Rows from a figure dataset

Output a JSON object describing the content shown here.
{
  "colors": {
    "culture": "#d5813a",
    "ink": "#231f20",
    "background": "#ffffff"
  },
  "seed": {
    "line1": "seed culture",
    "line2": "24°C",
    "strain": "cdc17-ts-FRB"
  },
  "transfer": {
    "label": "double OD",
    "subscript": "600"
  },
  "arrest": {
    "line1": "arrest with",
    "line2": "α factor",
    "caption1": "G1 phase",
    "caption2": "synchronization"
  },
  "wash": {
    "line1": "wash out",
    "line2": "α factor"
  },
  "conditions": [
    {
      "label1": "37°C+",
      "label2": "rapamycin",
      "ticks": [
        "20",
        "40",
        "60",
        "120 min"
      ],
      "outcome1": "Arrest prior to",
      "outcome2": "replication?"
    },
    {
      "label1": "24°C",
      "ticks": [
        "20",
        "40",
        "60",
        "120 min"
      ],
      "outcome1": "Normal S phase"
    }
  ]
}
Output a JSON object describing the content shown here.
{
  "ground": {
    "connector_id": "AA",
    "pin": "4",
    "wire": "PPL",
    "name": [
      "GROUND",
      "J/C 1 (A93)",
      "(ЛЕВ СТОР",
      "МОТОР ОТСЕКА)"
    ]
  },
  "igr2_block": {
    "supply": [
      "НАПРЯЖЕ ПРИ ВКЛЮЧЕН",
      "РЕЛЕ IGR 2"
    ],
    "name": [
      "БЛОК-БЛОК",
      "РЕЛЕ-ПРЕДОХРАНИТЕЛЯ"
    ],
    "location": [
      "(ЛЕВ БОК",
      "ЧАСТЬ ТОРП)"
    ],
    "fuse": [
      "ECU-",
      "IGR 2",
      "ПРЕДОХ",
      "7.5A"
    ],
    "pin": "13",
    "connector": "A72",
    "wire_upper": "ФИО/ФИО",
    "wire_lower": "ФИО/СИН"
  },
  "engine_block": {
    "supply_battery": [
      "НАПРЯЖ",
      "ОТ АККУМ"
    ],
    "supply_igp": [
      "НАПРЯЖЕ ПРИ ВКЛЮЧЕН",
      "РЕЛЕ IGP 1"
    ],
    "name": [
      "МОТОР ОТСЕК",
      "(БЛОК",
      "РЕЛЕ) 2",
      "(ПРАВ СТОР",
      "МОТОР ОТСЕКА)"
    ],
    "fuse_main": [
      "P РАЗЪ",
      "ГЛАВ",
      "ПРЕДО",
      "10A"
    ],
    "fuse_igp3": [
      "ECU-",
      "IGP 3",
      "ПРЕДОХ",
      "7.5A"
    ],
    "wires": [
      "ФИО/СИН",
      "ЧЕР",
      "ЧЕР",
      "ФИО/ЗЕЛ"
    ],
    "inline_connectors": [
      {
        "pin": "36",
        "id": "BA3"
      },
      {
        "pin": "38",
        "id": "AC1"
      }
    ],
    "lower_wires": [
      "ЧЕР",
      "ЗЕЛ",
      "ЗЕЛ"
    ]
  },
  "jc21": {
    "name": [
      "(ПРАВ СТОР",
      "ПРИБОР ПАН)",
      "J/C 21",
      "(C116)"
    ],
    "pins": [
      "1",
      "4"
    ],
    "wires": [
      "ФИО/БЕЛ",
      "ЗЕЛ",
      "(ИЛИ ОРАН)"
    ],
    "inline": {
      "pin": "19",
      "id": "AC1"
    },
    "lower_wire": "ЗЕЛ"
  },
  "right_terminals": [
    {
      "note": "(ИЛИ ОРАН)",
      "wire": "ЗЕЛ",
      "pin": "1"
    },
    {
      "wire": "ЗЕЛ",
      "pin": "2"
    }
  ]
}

## What to do
Write the material out again word for word.

## Expected answer
Output a JSON object describing the content shown here.
{
  "colors": {
    "culture": "#d5813a",
    "ink": "#231f20",
    "background": "#ffffff"
  },
  "seed": {
    "line1": "seed culture",
    "line2": "24°C",
    "strain": "cdc17-ts-FRB"
  },
  "transfer": {
    "label": "double OD",
    "subscript": "600"
  },
  "arrest": {
    "line1": "arrest with",
    "line2": "α factor",
    "caption1": "G1 phase",
    "caption2": "synchronization"
  },
  "wash": {
    "line1": "wash out",
    "line2": "α factor"
  },
  "conditions": [
    {
      "label1": "37°C+",
      "label2": "rapamycin",
      "ticks": [
        "20",
        "40",
        "60",
        "120 min"
      ],
      "outcome1": "Arrest prior to",
      "outcome2": "replication?"
    },
    {
      "label1": "24°C",
      "ticks": [
        "20",
        "40",
        "60",
        "120 min"
      ],
      "outcome1": "Normal S phase"
    }
  ]
}
Output a JSON object describing the content shown here.
{
  "ground": {
    "connector_id": "AA",
    "pin": "4",
    "wire": "PPL",
    "name": [
      "GROUND",
      "J/C 1 (A93)",
      "(ЛЕВ СТОР",
      "МОТОР ОТСЕКА)"
    ]
  },
  "igr2_block": {
    "supply": [
      "НАПРЯЖЕ ПРИ ВКЛЮЧЕН",
      "РЕЛЕ IGR 2"
    ],
    "name": [
      "БЛОК-БЛОК",
      "РЕЛЕ-ПРЕДОХРАНИТЕЛЯ"
    ],
    "location": [
      "(ЛЕВ БОК",
      "ЧАСТЬ ТОРП)"
    ],
    "fuse": [
      "ECU-",
      "IGR 2",
      "ПРЕДОХ",
      "7.5A"
    ],
    "pin": "13",
    "connector": "A72",
    "wire_upper": "ФИО/ФИО",
    "wire_lower": "ФИО/СИН"
  },
  "engine_block": {
    "supply_battery": [
      "НАПРЯЖ",
      "ОТ АККУМ"
    ],
    "supply_igp": [
      "НАПРЯЖЕ ПРИ ВКЛЮЧЕН",
      "РЕЛЕ IGP 1"
    ],
    "name": [
      "МОТОР ОТСЕК",
      "(БЛОК",
      "РЕЛЕ) 2",
      "(ПРАВ СТОР",
      "МОТОР ОТСЕКА)"
    ],
    "fuse_main": [
      "P РАЗЪ",
      "ГЛАВ",
      "ПРЕДО",
      "10A"
    ],
    "fuse_igp3": [
      "ECU-",
      "IGP 3",
      "ПРЕДОХ",
      "7.5A"
    ],
    "wires": [
      "ФИО/СИН",
      "ЧЕР",
      "ЧЕР",
      "ФИО/ЗЕЛ"
    ],
    "inline_connectors": [
      {
        "pin": "36",
        "id": "BA3"
      },
      {
        "pin": "38",
        "id": "AC1"
      }
    ],
    "lower_wires": [
      "ЧЕР",
      "ЗЕЛ",
      "ЗЕЛ"
    ]
  },
  "jc21": {
    "name": [
      "(ПРАВ СТОР",
      "ПРИБОР ПАН)",
      "J/C 21",
      "(C116)"
    ],
    "pins": [
      "1",
      "4"
    ],
    "wires": [
      "ФИО/БЕЛ",
      "ЗЕЛ",
      "(ИЛИ ОРАН)"
    ],
    "inline": {
      "pin": "19",
      "id": "AC1"
    },
    "lower_wire": "ЗЕЛ"
  },
  "right_terminals": [
    {
      "note": "(ИЛИ ОРАН)",
      "wire": "ЗЕЛ",
      "pin": "1"
    },
    {
      "wire": "ЗЕЛ",
      "pin": "2"
    }
  ]
}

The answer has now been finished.